• Exercise brief:
Reply with only the number of lines that contain the string "riet".

──────────────────────────────

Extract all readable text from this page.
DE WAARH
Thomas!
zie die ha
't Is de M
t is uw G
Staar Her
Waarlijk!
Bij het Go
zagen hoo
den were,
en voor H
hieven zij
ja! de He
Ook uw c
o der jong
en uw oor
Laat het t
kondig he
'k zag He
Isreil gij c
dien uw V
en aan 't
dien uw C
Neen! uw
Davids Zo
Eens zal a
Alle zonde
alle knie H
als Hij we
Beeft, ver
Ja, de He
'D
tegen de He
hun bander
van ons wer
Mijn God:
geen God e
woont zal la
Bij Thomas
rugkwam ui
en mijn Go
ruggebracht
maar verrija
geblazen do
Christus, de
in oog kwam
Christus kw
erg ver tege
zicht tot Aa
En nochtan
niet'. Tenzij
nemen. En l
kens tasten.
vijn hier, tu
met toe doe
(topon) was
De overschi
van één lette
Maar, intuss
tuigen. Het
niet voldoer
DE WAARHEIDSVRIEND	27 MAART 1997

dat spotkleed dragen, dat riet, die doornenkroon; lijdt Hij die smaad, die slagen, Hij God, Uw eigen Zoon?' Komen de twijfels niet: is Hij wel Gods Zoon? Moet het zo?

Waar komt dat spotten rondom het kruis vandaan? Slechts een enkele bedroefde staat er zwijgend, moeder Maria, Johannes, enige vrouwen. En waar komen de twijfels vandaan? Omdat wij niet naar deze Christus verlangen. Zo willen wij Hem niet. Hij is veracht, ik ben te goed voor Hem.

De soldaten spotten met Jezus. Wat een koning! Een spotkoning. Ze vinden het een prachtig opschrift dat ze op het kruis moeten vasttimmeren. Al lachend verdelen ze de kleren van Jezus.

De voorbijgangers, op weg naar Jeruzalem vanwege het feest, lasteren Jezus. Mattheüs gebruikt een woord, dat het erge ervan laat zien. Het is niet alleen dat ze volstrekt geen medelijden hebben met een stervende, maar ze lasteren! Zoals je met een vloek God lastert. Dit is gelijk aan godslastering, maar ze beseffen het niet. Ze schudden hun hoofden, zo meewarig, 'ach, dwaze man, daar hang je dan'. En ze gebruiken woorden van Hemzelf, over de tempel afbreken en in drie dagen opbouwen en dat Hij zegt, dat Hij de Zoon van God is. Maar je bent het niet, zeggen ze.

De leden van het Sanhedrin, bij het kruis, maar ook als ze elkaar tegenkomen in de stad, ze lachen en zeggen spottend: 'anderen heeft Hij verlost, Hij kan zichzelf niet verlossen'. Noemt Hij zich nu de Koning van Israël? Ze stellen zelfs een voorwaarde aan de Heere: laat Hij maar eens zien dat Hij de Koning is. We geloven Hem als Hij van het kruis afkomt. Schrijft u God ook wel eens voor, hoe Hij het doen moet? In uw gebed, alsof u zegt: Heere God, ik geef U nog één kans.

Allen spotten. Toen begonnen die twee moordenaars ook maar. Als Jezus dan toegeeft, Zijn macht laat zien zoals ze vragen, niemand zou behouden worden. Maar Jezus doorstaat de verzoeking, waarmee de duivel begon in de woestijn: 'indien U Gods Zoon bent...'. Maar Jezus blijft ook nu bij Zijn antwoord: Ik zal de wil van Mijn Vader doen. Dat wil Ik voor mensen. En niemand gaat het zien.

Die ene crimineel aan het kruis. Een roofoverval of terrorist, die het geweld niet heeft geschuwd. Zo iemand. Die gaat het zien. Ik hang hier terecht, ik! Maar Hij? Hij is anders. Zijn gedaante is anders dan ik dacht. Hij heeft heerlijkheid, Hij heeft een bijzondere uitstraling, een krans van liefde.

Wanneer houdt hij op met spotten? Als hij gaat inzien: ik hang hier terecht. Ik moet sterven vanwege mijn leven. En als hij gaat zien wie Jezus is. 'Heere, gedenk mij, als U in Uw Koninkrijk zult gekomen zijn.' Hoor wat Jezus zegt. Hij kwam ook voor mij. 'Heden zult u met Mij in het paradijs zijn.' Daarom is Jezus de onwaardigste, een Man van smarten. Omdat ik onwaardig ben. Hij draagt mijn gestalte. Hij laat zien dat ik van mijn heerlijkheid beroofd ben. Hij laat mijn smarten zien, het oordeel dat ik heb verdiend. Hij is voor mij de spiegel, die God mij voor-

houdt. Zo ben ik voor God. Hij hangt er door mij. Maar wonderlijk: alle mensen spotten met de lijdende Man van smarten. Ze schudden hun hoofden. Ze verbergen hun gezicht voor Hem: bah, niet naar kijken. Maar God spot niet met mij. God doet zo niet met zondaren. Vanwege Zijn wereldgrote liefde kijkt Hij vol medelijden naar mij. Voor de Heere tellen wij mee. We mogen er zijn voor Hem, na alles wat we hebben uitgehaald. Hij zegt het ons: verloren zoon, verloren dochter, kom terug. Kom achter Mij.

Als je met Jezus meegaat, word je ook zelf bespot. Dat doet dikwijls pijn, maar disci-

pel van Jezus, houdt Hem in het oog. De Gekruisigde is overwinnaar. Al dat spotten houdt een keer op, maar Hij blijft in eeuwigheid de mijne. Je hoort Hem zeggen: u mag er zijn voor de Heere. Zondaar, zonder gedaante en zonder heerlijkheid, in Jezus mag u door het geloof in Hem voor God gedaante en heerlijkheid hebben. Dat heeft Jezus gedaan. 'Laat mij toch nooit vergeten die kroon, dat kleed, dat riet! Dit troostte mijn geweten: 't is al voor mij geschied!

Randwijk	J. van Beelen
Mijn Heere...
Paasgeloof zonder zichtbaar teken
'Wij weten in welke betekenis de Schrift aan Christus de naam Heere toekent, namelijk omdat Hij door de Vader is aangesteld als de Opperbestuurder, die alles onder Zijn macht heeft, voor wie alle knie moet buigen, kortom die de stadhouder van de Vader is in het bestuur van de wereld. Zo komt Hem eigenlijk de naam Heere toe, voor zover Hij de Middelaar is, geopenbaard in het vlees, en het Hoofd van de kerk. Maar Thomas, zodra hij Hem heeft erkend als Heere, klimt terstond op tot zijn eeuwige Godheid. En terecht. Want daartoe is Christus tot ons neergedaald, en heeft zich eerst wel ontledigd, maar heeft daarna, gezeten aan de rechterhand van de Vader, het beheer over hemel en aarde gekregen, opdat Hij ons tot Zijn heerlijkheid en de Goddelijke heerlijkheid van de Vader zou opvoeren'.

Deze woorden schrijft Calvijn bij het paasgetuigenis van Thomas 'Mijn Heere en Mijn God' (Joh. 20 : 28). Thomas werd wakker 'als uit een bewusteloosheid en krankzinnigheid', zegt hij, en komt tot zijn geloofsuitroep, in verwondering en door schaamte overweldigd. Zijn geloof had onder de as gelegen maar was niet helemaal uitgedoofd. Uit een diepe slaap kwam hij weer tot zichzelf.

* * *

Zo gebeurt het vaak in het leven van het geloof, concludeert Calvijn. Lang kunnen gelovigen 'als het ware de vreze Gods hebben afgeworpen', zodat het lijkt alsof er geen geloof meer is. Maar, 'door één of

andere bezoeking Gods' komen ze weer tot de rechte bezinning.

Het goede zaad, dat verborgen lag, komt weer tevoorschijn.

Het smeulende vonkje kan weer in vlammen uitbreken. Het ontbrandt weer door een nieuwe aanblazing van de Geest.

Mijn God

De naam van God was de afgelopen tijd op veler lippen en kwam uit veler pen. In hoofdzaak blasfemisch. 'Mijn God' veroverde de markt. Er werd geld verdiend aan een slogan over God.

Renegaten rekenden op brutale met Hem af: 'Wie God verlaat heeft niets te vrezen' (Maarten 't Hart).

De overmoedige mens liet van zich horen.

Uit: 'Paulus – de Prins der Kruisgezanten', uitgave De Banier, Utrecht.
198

──────────────────────────────

• Exercise solution:
2